What is asked -
Copy out all the entries word for word.

Records supplied -
══════

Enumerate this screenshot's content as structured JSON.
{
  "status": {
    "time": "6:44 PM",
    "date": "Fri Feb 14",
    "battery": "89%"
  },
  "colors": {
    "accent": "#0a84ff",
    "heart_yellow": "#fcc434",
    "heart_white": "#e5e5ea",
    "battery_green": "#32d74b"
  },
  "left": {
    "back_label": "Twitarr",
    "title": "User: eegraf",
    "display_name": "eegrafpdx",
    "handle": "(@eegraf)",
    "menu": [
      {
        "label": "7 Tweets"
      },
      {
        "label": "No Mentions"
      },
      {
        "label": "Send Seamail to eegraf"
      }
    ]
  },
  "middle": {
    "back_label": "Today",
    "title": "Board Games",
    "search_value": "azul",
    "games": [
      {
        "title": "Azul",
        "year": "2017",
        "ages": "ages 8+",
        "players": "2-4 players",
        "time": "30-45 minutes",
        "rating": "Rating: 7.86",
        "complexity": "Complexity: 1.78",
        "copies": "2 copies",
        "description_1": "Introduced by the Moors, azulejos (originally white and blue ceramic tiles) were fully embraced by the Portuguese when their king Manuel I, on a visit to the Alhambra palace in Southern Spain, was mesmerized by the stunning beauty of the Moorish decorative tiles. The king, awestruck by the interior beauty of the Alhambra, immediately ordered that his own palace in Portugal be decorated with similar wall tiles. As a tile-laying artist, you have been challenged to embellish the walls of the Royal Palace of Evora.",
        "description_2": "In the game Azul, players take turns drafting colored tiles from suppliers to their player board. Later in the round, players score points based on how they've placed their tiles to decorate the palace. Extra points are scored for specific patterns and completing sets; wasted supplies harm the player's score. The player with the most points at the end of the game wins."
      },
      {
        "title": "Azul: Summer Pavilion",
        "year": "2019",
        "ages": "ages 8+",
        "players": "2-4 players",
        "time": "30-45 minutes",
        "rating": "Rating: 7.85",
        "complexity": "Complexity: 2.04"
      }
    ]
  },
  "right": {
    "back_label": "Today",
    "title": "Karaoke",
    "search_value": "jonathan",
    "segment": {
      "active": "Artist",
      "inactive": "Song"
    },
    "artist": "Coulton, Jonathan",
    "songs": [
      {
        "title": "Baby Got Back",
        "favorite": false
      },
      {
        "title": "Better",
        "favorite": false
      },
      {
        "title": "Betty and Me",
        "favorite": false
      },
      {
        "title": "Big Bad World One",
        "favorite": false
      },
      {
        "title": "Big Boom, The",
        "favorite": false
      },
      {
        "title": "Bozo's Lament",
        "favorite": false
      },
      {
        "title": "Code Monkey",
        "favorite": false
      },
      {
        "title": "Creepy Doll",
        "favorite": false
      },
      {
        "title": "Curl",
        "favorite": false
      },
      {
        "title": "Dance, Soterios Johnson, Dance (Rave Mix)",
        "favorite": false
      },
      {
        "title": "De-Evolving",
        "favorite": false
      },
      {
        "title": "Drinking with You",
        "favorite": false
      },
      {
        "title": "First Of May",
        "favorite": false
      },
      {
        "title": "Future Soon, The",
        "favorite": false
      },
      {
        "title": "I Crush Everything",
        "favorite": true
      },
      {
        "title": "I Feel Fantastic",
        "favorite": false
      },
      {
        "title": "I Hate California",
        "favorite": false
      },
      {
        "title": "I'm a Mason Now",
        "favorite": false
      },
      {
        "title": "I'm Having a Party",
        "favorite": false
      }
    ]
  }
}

══════

Answer for this exercise -
Enumerate this screenshot's content as structured JSON.
{
  "status": {
    "time": "6:44 PM",
    "date": "Fri Feb 14",
    "battery": "89%"
  },
  "colors": {
    "accent": "#0a84ff",
    "heart_yellow": "#fcc434",
    "heart_white": "#e5e5ea",
    "battery_green": "#32d74b"
  },
  "left": {
    "back_label": "Twitarr",
    "title": "User: eegraf",
    "display_name": "eegrafpdx",
    "handle": "(@eegraf)",
    "menu": [
      {
        "label": "7 Tweets"
      },
      {
        "label": "No Mentions"
      },
      {
        "label": "Send Seamail to eegraf"
      }
    ]
  },
  "middle": {
    "back_label": "Today",
    "title": "Board Games",
    "search_value": "azul",
    "games": [
      {
        "title": "Azul",
        "year": "2017",
        "ages": "ages 8+",
        "players": "2-4 players",
        "time": "30-45 minutes",
        "rating": "Rating: 7.86",
        "complexity": "Complexity: 1.78",
        "copies": "2 copies",
        "description_1": "Introduced by the Moors, azulejos (originally white and blue ceramic tiles) were fully embraced by the Portuguese when their king Manuel I, on a visit to the Alhambra palace in Southern Spain, was mesmerized by the stunning beauty of the Moorish decorative tiles. The king, awestruck by the interior beauty of the Alhambra, immediately ordered that his own palace in Portugal be decorated with similar wall tiles. As a tile-laying artist, you have been challenged to embellish the walls of the Royal Palace of Evora.",
        "description_2": "In the game Azul, players take turns drafting colored tiles from suppliers to their player board. Later in the round, players score points based on how they've placed their tiles to decorate the palace. Extra points are scored for specific patterns and completing sets; wasted supplies harm the player's score. The player with the most points at the end of the game wins."
      },
      {
        "title": "Azul: Summer Pavilion",
        "year": "2019",
        "ages": "ages 8+",
        "players": "2-4 players",
        "time": "30-45 minutes",
        "rating": "Rating: 7.85",
        "complexity": "Complexity: 2.04"
      }
    ]
  },
  "right": {
    "back_label": "Today",
    "title": "Karaoke",
    "search_value": "jonathan",
    "segment": {
      "active": "Artist",
      "inactive": "Song"
    },
    "artist": "Coulton, Jonathan",
    "songs": [
      {
        "title": "Baby Got Back",
        "favorite": false
      },
      {
        "title": "Better",
        "favorite": false
      },
      {
        "title": "Betty and Me",
        "favorite": false
      },
      {
        "title": "Big Bad World One",
        "favorite": false
      },
      {
        "title": "Big Boom, The",
        "favorite": false
      },
      {
        "title": "Bozo's Lament",
        "favorite": false
      },
      {
        "title": "Code Monkey",
        "favorite": false
      },
      {
        "title": "Creepy Doll",
        "favorite": false
      },
      {
        "title": "Curl",
        "favorite": false
      },
      {
        "title": "Dance, Soterios Johnson, Dance (Rave Mix)",
        "favorite": false
      },
      {
        "title": "De-Evolving",
        "favorite": false
      },
      {
        "title": "Drinking with You",
        "favorite": false
      },
      {
        "title": "First Of May",
        "favorite": false
      },
      {
        "title": "Future Soon, The",
        "favorite": false
      },
      {
        "title": "I Crush Everything",
        "favorite": true
      },
      {
        "title": "I Feel Fantastic",
        "favorite": false
      },
      {
        "title": "I Hate California",
        "favorite": false
      },
      {
        "title": "I'm a Mason Now",
        "favorite": false
      },
      {
        "title": "I'm Having a Party",
        "favorite": false
      }
    ]
  }
}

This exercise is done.